* Do this *
Go through the data below. Pull out every line that has the word "type".

* Extracted data *

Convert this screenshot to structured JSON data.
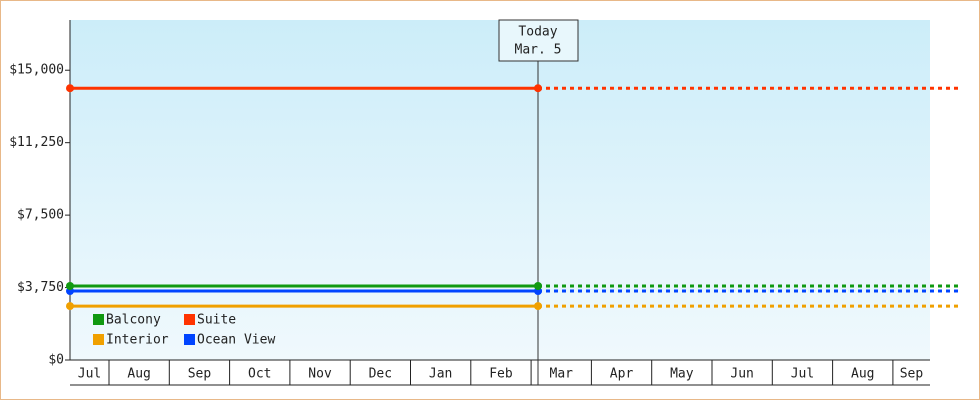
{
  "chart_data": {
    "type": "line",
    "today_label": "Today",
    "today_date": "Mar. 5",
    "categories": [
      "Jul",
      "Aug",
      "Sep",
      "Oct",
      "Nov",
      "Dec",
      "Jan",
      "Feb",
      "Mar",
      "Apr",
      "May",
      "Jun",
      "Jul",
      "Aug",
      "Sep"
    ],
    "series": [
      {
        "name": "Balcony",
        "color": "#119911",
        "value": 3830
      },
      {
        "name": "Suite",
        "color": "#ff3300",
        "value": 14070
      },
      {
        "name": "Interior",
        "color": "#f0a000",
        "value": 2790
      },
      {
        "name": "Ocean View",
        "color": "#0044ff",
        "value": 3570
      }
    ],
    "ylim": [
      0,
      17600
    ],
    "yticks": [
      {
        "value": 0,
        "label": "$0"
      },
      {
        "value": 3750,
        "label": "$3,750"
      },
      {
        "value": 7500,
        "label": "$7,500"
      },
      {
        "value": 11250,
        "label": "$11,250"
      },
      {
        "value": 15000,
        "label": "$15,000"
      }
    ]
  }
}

* * *

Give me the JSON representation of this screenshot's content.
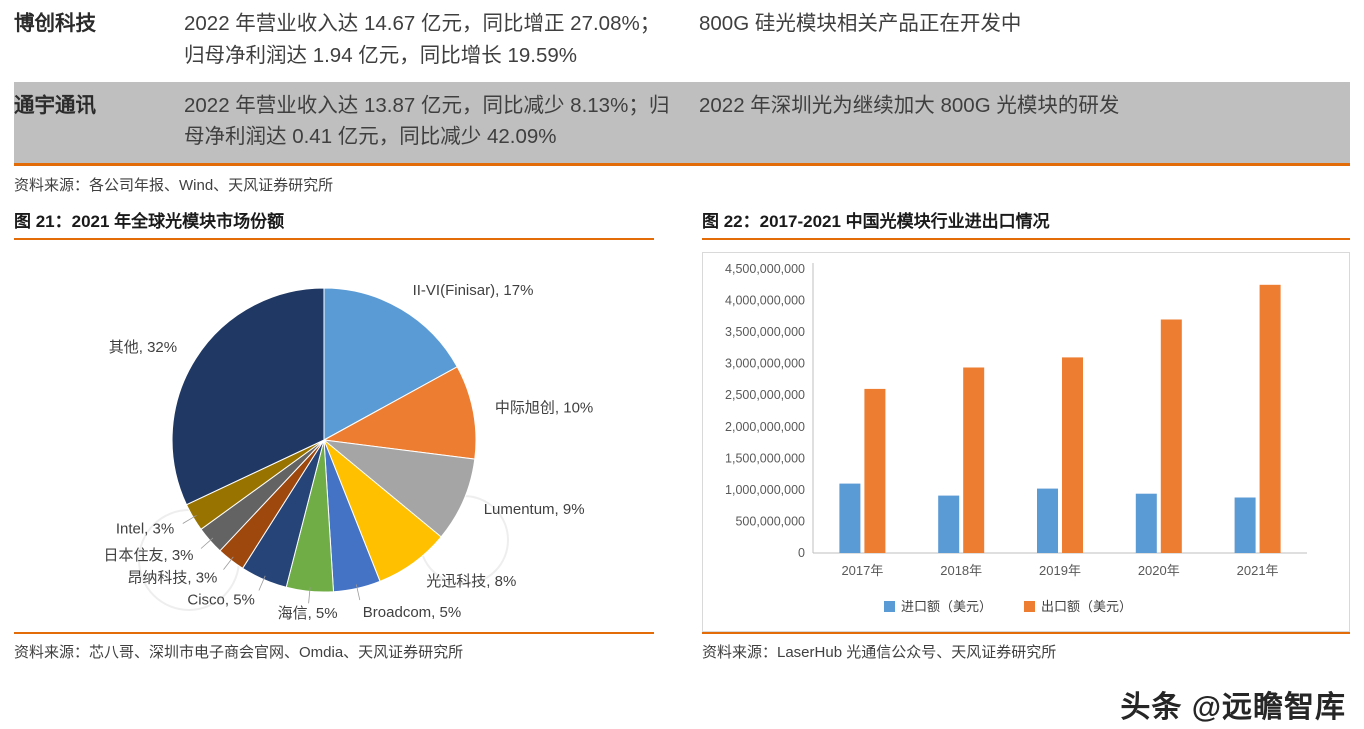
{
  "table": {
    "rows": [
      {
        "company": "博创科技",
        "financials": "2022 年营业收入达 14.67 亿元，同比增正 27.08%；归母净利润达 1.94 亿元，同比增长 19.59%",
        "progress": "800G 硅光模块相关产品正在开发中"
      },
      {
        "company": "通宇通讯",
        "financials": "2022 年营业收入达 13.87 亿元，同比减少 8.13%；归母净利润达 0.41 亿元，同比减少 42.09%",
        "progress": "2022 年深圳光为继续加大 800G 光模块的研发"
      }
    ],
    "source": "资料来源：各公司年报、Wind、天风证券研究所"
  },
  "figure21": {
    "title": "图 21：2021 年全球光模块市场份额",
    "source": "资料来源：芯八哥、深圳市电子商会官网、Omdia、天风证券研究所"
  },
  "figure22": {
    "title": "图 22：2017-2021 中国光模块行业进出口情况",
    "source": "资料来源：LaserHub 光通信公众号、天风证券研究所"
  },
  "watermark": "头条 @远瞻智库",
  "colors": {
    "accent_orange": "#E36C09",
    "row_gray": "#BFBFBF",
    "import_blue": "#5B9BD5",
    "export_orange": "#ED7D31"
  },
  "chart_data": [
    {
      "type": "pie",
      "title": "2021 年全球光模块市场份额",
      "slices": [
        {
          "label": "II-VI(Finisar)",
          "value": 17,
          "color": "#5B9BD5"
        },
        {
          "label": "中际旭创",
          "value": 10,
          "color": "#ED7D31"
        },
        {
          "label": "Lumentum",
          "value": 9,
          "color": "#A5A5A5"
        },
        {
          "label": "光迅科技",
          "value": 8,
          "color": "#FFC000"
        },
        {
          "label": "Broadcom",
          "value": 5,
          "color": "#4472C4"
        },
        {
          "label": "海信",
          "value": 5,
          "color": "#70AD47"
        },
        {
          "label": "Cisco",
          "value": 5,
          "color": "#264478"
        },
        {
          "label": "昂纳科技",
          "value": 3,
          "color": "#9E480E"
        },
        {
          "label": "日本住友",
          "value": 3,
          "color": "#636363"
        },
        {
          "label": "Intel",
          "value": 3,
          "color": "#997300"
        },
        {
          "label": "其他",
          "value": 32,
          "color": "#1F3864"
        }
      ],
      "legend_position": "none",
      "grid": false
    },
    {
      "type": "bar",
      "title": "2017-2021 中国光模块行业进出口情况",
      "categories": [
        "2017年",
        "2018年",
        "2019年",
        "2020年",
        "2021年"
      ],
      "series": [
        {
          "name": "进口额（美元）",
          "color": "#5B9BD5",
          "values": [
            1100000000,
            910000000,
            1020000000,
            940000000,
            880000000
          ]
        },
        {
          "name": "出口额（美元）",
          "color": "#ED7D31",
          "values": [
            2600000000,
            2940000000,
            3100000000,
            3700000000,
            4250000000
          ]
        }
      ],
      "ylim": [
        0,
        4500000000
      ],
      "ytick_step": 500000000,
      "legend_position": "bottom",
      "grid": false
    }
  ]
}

* * *

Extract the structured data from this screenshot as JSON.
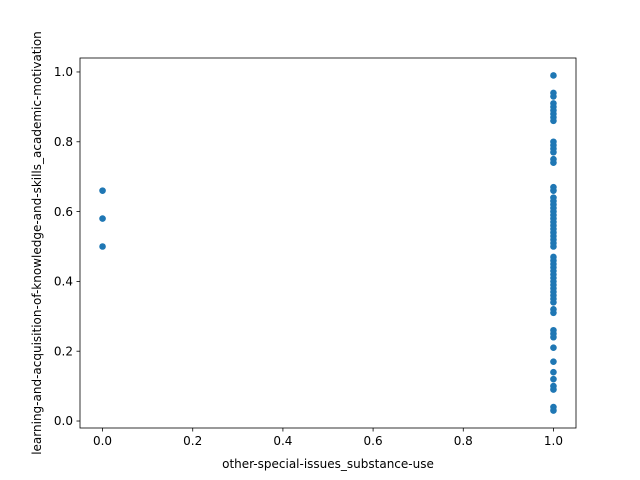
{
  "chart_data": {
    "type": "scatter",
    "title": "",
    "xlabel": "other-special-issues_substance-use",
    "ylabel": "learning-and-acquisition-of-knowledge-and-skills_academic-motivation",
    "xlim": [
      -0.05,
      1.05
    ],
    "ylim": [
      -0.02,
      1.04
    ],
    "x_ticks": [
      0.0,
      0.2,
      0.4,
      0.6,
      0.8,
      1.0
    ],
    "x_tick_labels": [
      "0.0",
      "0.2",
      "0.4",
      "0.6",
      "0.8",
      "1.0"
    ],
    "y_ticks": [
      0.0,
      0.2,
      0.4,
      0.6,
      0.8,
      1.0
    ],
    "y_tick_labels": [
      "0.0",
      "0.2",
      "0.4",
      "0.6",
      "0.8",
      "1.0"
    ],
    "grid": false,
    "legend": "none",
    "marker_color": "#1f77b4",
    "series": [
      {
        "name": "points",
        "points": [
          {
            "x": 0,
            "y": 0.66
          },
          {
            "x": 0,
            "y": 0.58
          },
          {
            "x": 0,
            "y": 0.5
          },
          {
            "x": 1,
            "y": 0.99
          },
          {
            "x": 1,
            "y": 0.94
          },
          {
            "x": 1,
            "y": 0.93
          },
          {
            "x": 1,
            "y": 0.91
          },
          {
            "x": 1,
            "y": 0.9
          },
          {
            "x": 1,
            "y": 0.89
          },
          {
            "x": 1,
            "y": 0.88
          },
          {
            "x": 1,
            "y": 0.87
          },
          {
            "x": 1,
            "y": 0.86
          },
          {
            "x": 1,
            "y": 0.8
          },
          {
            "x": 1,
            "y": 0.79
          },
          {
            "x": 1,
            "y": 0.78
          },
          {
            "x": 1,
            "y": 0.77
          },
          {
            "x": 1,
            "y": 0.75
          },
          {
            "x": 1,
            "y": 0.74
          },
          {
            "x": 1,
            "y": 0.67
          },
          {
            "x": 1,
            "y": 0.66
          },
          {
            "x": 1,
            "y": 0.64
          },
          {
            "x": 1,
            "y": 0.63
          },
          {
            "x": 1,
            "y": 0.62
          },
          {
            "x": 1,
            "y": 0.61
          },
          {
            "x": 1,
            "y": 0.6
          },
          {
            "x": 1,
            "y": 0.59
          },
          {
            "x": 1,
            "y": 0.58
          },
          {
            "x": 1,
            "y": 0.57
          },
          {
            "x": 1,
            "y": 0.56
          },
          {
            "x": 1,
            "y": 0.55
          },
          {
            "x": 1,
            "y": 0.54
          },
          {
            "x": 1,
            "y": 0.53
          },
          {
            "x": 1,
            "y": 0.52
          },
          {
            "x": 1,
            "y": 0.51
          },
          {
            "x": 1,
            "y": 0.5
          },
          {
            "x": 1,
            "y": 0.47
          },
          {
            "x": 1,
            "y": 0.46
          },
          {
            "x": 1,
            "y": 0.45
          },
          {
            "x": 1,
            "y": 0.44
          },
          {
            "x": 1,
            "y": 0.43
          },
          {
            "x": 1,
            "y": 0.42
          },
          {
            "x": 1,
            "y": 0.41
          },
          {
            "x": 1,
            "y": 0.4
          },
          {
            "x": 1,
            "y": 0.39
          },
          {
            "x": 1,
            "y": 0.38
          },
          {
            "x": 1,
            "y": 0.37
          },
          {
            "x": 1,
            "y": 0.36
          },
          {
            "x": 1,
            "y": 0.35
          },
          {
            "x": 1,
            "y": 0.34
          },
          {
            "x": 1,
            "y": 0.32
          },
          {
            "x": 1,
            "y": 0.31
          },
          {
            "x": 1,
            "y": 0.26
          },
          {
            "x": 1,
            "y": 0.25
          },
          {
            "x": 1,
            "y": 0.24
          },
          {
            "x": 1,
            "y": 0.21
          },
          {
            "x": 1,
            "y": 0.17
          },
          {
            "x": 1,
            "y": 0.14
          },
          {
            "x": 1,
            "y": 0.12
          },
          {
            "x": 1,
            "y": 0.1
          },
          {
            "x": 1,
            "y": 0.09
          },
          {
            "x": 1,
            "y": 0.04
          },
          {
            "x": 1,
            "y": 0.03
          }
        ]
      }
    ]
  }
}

* Answer for this exercise *
    "type": "line",
      "type": "pie",
      "type": "bar",
    "type": "scatter",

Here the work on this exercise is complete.